▸ **TASK**: Write out the records below once more, exactly as they stand.

▸ **RECORD EXTRACTS**:
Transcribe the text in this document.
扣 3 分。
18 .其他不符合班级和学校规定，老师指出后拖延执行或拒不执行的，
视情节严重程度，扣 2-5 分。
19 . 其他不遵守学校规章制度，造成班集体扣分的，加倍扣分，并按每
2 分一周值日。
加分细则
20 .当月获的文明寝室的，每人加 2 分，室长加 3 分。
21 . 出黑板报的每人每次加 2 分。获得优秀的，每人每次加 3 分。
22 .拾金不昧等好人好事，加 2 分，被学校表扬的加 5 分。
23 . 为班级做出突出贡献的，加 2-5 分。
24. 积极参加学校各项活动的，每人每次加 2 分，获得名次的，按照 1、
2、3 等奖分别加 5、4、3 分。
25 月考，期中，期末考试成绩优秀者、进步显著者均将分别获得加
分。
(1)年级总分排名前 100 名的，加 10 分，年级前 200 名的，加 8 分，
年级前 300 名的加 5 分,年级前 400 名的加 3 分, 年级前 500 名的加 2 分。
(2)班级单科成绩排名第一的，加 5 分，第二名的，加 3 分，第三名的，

▸ **WORKED SOLUTION**:
Transcribe the text in this document.
扣 3 分。
18 .其他不符合班级和学校规定，老师指出后拖延执行或拒不执行的，
视情节严重程度，扣 2-5 分。
19 . 其他不遵守学校规章制度，造成班集体扣分的，加倍扣分，并按每
2 分一周值日。
加分细则
20 .当月获的文明寝室的，每人加 2 分，室长加 3 分。
21 . 出黑板报的每人每次加 2 分。获得优秀的，每人每次加 3 分。
22 .拾金不昧等好人好事，加 2 分，被学校表扬的加 5 分。
23 . 为班级做出突出贡献的，加 2-5 分。
24. 积极参加学校各项活动的，每人每次加 2 分，获得名次的，按照 1、
2、3 等奖分别加 5、4、3 分。
25 月考，期中，期末考试成绩优秀者、进步显著者均将分别获得加
分。
(1)年级总分排名前 100 名的，加 10 分，年级前 200 名的，加 8 分，
年级前 300 名的加 5 分,年级前 400 名的加 3 分, 年级前 500 名的加 2 分。
(2)班级单科成绩排名第一的，加 5 分，第二名的，加 3 分，第三名的，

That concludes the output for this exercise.